■ GIVEN INSTRUCTION
Copy out every line exactly, passing over the pictures.

(Records from a data collection)
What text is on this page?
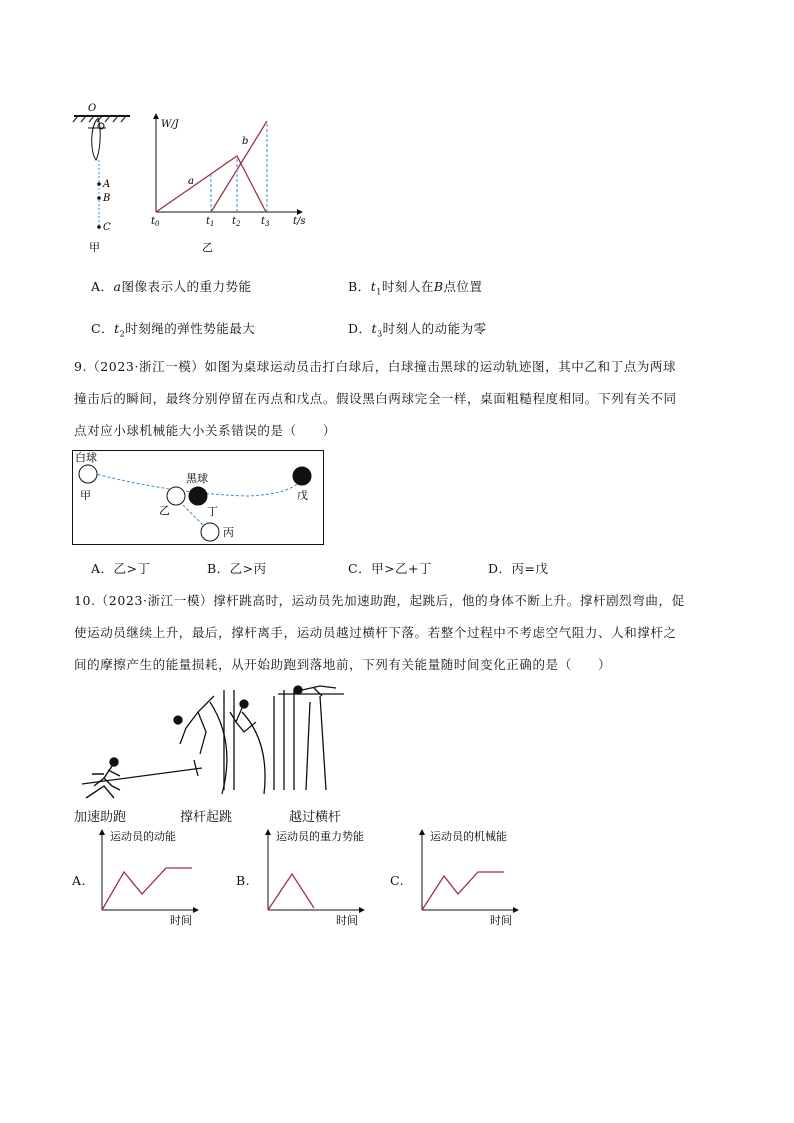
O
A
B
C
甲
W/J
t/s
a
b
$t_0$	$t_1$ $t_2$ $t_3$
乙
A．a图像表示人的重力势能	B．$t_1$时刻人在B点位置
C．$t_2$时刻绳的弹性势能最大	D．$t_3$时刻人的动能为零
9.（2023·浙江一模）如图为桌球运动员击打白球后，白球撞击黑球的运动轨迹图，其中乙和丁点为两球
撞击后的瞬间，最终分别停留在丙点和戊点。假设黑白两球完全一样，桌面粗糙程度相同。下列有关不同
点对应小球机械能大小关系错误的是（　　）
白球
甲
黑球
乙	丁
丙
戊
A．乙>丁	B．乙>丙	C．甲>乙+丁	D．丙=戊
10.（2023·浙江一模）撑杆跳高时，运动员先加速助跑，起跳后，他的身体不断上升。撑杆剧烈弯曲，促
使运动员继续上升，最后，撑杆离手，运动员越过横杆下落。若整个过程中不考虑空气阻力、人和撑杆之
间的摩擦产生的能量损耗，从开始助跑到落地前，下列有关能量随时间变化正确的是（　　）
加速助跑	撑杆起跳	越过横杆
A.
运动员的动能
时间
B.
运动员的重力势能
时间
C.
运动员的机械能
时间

■ WORKED SOLUTION
What text is on this page?
O
A
B
C
甲
W/J
t/s
a
b
$t_0$	$t_1$ $t_2$ $t_3$
乙
A．a图像表示人的重力势能	B．$t_1$时刻人在B点位置
C．$t_2$时刻绳的弹性势能最大	D．$t_3$时刻人的动能为零
9.（2023·浙江一模）如图为桌球运动员击打白球后，白球撞击黑球的运动轨迹图，其中乙和丁点为两球
撞击后的瞬间，最终分别停留在丙点和戊点。假设黑白两球完全一样，桌面粗糙程度相同。下列有关不同
点对应小球机械能大小关系错误的是（　　）
白球
甲
黑球
乙	丁
丙
戊
A．乙>丁	B．乙>丙	C．甲>乙+丁	D．丙=戊
10.（2023·浙江一模）撑杆跳高时，运动员先加速助跑，起跳后，他的身体不断上升。撑杆剧烈弯曲，促
使运动员继续上升，最后，撑杆离手，运动员越过横杆下落。若整个过程中不考虑空气阻力、人和撑杆之
间的摩擦产生的能量损耗，从开始助跑到落地前，下列有关能量随时间变化正确的是（　　）
加速助跑	撑杆起跳	越过横杆
A.
运动员的动能
时间
B.
运动员的重力势能
时间
C.
运动员的机械能
时间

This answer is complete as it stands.